_PROBLEM REQUIREMENTS:_ Please print all of the material below, word for word.

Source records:
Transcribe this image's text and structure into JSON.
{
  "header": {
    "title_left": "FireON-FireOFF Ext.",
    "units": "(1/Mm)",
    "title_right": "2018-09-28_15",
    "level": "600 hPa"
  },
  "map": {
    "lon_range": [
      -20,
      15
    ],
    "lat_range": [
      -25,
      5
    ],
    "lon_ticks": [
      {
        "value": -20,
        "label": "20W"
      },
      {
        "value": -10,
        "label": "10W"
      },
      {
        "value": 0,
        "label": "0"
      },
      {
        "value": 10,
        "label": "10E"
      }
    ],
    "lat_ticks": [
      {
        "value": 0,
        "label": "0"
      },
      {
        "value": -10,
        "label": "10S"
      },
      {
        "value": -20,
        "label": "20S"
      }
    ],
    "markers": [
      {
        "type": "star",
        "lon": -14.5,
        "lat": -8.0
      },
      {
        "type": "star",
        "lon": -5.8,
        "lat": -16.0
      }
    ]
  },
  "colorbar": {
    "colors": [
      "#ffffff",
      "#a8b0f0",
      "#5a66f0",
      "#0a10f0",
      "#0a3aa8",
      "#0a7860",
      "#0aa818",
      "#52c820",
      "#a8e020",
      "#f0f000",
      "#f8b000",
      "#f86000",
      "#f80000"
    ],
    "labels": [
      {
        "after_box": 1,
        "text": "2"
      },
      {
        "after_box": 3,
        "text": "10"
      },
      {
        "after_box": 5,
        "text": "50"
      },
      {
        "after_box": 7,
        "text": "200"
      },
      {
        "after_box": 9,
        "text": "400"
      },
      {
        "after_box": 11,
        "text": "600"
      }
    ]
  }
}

_RESULT FOR THIS EXERCISE:_
Transcribe this image's text and structure into JSON.
{
  "header": {
    "title_left": "FireON-FireOFF Ext.",
    "units": "(1/Mm)",
    "title_right": "2018-09-28_15",
    "level": "600 hPa"
  },
  "map": {
    "lon_range": [
      -20,
      15
    ],
    "lat_range": [
      -25,
      5
    ],
    "lon_ticks": [
      {
        "value": -20,
        "label": "20W"
      },
      {
        "value": -10,
        "label": "10W"
      },
      {
        "value": 0,
        "label": "0"
      },
      {
        "value": 10,
        "label": "10E"
      }
    ],
    "lat_ticks": [
      {
        "value": 0,
        "label": "0"
      },
      {
        "value": -10,
        "label": "10S"
      },
      {
        "value": -20,
        "label": "20S"
      }
    ],
    "markers": [
      {
        "type": "star",
        "lon": -14.5,
        "lat": -8.0
      },
      {
        "type": "star",
        "lon": -5.8,
        "lat": -16.0
      }
    ]
  },
  "colorbar": {
    "colors": [
      "#ffffff",
      "#a8b0f0",
      "#5a66f0",
      "#0a10f0",
      "#0a3aa8",
      "#0a7860",
      "#0aa818",
      "#52c820",
      "#a8e020",
      "#f0f000",
      "#f8b000",
      "#f86000",
      "#f80000"
    ],
    "labels": [
      {
        "after_box": 1,
        "text": "2"
      },
      {
        "after_box": 3,
        "text": "10"
      },
      {
        "after_box": 5,
        "text": "50"
      },
      {
        "after_box": 7,
        "text": "200"
      },
      {
        "after_box": 9,
        "text": "400"
      },
      {
        "after_box": 11,
        "text": "600"
      }
    ]
  }
}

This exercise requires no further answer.